**WHAT YOU HAVE TO DO**
Could you carry the plenary session report from the 2007 MRS Fall Meeting forward past its last sentence and write the next part, leaving the data aside?

**EXTRACT**
┌────────

Day 2: Monday, November 26

DAY 2
Monday, November 26, 2007

PLENARY SESSION

The plenary session in the evening was the most important event of the day at the conference. Current MRS President Dr. Alan Hurd (Los Alamos National Lab) welcomed all attendees to the session and to the 2007 Fall Meeting. He presented a brief overview of the Society and indicated the stated goal of 25,000 members by 2015. He suggested that MRS is growing into a medium-sized Society from a small one. He also mentioned the advocacy activities in Washington D.C. and the search for a new Executive Director.

Hurd then introduced the MRS officers and members of the governing committee. Prof. Peter Green (Univ. Michigan), past MRS president, recognized the meeting chairs of the present meeting, Duane Dimos (Sandia National Laboratories), Mary Galvin (Air Products and Chemicals Inc.), David Mooney (Harvard University) and Konrad Samwer (University of Göttingen, Germany), who were present plaques by President Hurd. Next, Green recognized the 2007 Volume Organizers of the MRS Bulletin, Thomas F. Keuch (University of Cambridge), Thomas E. Mallouk (Pennsylvania State University), Julia A. Nucci (Cornell University) and Richard A. Register (Princeton University).

  
  2007 MRS Fall Meeting Chairs

The vice-preseident and 2008 president of MRS, Prof. Cynthia Volkert, introduced the current MRS/OSA congressional fellow, Alicia Jackson, who is currently associated with the United States Senate Committee on Energy and Natural Resources. Dr. Dave Ginley, secretary of MRS, announced the newest University MRS Chapters at the University of Connecticut and the University of Maryland. Their representative came on stage and accepted the charters.

  
  2007-2008 MRS/OSA Congressional Fellow,
  Alicia Jackson (r)

Hurd then announced the winner of the 2007 MRS Woody Award, Prof. Ron Gibala of the University of Michigan. He described Gibala's significant contributions to MRS activities and his involvement in a range of volunteer activities.

└────────

**GIVEN MATERIAL**
┌────────

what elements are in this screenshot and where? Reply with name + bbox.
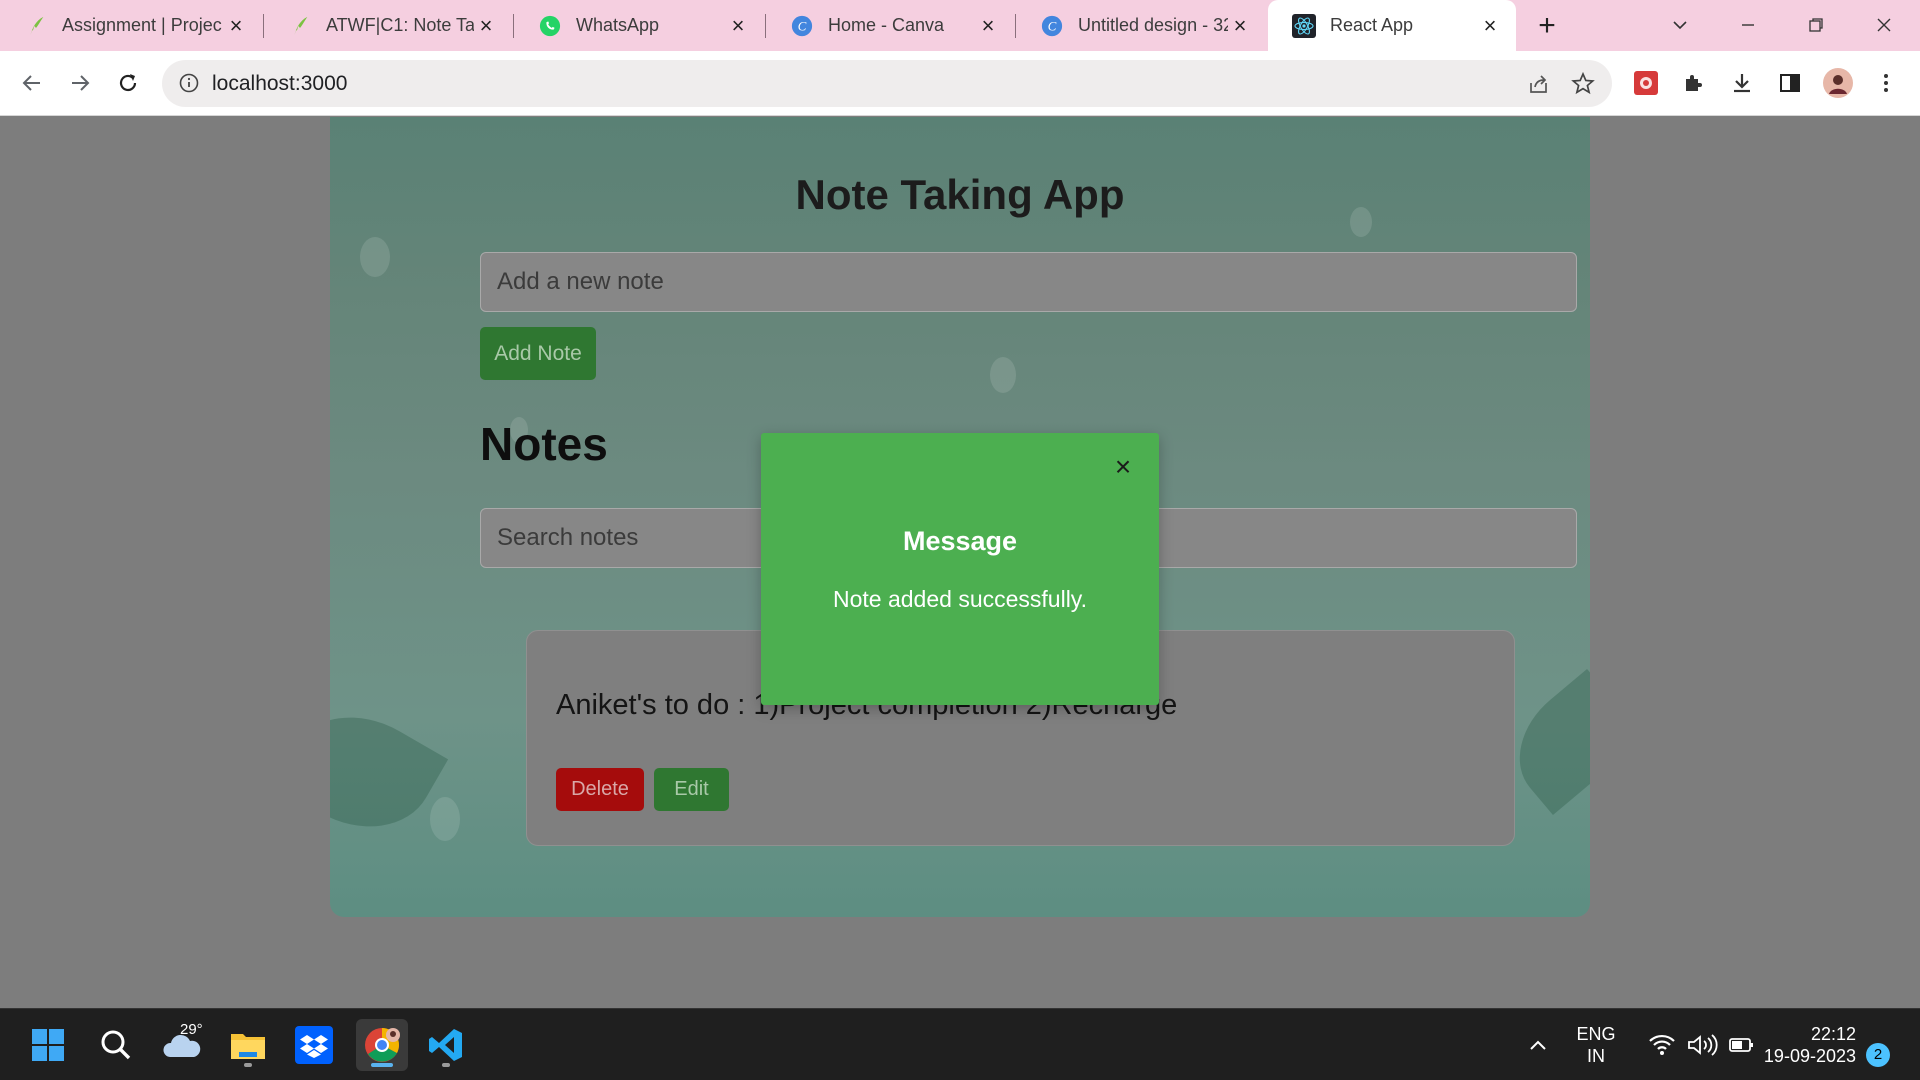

└────────

**EXPECTED ANSWER**
  Ron Gibala (l) receiving the Woody award

Finally, Hurd introduced the plenary speaker Prof. Steven Chu, Nobel Laureate in Physics and currently Director of the Lawrence Berkeley National Laboratory. Chu then presented his lecture to a completely packed room on "The World's Energy Problem and What We Can Do About It". Energy is a one of the major focus topics at the current MRS Fall Meeting and this presentation was very appropriate in that context. There is no doubt we have an energy crisis on our hands, said Chu. The potential effects of this could be devastating, including water shortages, population displacements due to rising sea levels, reduced productivity of farms, forests and fisheries etc. One example that this is already a problem is indicated by the Tibetan glacier in the Himalayas that serves the water needs of 1/3rd the population of the world, which is shrinking by ~1.2 m/yr. The Intergovernmental Panel on Climate Change (IPCC) which was recently awarded the Nobel Peace Prize had several tipping points that were not included in the projections, including the release of vast quantities of trapped methane and carbon dioxide in frozen tundra due to warming of polar regions, resulting in greatly accelerated melting of the Greenland ice sheet and a 7 m rise in sea levels if the entire ice sheet were to melt. This could displace 140 million people from Bangladesh alone due to flooding of coastal areas.

  
  Plenary speaker Nobelist
  Steven Chu

Chu discussed the energy consumptions of countries today as well as CO₂ emissions. He suggested a two-pronged strategy to solve the energy problem, maximize energy efficiency and minimizeenergy use as well as develop new sources of clean energy. He suggested that government regulations would be better in this case rather than the free market. In particular, a world-wide pricing on carbon must be established. He ran through various options for energy sources available now and indicated which are relevant from a materials view-point and amenable to solutions by the materials research community. An interesting example is the use of high voltage DC for long range electricity transmissions which will be more efficient and most robust. This requires better solid-state high-power electronics and better insulating materials for cables. He also presented examples of work being conducted at the Lawrence Berkeley Lab in this context of better energy materials. Finally, Chu indicated that US federal R&D is critical and we need a boost in funding similar to that seen for the Apollo program. He attempted to predict future energy trends via different fuels and methods. He said that he was optimistic at humankind's future and "..the world can and will prevail over this great energy challenge."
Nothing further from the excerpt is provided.